The project’s theme of separate entities, while not a foreign concept in Hip-Hop, paints the audacious artist as someone more than how he appears to fans. “I didn’t [really] just discover them, it’s always been like that,” the artist said of his two identities. “Dex is the romantic guy,” he said with a laugh, “Dex is single, well both Dex and Dexter are single, but Dex loves women, chilling, vibing, [and] not doing too much. Sometimes people see me on a video, and I’m really laid back, that’s Dex.” In contrast, ‘Dexter’ is the artist everyone is familiar with. “He’s a clown, wild, crazy with ad-libs and everything. Dexter is who most people know in my music.” The two characters are fully realized on the albums cover art, with “Dex” sprawled on a green leather couch with a girl on his lap, while “Dexter” zooms around the couch in an animated form.

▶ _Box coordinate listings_

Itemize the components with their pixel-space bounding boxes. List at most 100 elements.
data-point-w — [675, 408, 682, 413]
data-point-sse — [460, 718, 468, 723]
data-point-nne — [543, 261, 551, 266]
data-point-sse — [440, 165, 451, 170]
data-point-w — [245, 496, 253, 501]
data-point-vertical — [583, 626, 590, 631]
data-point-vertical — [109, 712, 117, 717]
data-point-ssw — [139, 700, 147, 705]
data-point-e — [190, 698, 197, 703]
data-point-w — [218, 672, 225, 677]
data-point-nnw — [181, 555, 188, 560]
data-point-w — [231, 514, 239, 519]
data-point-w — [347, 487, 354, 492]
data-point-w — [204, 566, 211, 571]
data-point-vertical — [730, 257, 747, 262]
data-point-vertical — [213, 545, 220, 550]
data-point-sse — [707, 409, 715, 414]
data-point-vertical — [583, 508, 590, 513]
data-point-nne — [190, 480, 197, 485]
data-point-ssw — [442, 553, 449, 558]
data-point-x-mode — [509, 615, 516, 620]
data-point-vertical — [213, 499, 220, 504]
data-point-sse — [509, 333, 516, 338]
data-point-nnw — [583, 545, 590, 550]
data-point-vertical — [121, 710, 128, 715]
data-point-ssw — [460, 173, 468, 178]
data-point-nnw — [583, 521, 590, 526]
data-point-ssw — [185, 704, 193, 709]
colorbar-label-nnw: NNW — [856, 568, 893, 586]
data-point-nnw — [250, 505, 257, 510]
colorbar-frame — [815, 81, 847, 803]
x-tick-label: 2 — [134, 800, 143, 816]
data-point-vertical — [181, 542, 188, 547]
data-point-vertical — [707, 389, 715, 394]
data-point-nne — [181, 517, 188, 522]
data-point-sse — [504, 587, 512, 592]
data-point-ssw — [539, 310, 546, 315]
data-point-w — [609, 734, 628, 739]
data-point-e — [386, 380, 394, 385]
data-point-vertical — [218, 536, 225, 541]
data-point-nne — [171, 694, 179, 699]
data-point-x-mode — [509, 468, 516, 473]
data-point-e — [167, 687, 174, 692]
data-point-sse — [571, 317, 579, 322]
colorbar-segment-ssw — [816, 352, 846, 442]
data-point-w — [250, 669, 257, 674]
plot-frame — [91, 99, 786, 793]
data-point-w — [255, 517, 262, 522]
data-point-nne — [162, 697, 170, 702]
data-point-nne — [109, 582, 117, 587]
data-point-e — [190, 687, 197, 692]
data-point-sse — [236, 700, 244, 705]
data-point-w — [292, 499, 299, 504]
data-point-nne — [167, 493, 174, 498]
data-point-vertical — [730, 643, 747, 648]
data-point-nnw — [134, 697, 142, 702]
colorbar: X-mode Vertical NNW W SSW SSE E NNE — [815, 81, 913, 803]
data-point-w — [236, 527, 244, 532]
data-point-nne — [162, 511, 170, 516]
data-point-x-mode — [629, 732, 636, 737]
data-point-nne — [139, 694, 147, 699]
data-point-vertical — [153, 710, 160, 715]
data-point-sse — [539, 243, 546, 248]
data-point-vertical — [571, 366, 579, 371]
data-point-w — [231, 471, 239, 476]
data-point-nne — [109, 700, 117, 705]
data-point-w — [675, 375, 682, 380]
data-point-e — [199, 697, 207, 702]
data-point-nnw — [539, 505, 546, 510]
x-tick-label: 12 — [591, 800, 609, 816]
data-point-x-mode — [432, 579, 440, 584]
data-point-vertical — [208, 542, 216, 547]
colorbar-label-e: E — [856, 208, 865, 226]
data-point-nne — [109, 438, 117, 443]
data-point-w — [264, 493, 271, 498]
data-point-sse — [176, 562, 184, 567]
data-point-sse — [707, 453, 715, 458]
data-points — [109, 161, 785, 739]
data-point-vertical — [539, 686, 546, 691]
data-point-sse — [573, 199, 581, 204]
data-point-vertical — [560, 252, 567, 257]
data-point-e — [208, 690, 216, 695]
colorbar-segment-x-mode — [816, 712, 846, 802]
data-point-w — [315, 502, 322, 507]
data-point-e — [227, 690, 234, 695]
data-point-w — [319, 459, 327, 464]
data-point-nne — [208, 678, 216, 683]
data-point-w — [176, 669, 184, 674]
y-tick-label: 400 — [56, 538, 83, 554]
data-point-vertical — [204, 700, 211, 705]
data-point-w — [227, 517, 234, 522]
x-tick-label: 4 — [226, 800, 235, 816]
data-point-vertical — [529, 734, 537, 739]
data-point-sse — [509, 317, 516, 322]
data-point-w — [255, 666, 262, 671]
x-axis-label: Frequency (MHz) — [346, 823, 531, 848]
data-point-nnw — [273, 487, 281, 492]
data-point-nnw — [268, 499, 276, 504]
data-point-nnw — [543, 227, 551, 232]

▶ _Written task 1_
In the text about the artist's two identities, how does Dex appear on the album's cover art?
▶ _Written task 2_
Write a continuation of the text about the artist's Dex and Dexter personas, starting after its final sentence.

▶ _Exercise response 1_
Dex is sprawled on a green leather couch with a girl on his lap.

▶ _Exercise response 2_
In contrast to Dex’s previous work, the rapper’s official debut is heavy on pop influences. The hook on “Prove It,” is layered in a pop-rock guitar riff and steady 808 drums. “Take this ride with me, sip this Hennessy, I got bands on me…Ooh girl you so sweet,” Dex sings in the third verse. Another drastic musical departure for the mumble rapper comes in the form of “LIGHT,” a radio-ready single featuring pop-rock quartet Drax Project. “Aw man, Drax! I love those guys,” Dex said of working with the band. “It just happened, I don’t know exactly how it happened, but I’m not going to question God because it’s dope! I’ve never made a song like that before.” Dex sings on the track alongside the group, his gooey auto-tuned vocals harmonizing with Drax.

However, Dex still makes room on his debut to tackle familiar territory. “LIGHT” is followed by “Celine,” a barely-two-minute bouncy interlude that finds the rapper reassuring his fans not everything has changed. “My favorite track to get hype to is ‘Celine.’ That song is fire,” Dex said. “It’s so natural to me, and I love to perform it.” Other tracks like the lead single “Japan,” “Take Her” with Wiz Khalifa and the album’s intro “DMD” find Dex in his comfort zone as he tackles beats by Pi’erre Bourne and J Gramm, among others. “This whole album is a celebration,” Dex said. Even with a new album just released, Dex is already planning his next steps. “I’m already working on my next album, Rich Forever got something fire coming out soon, so be on the lookout for that.”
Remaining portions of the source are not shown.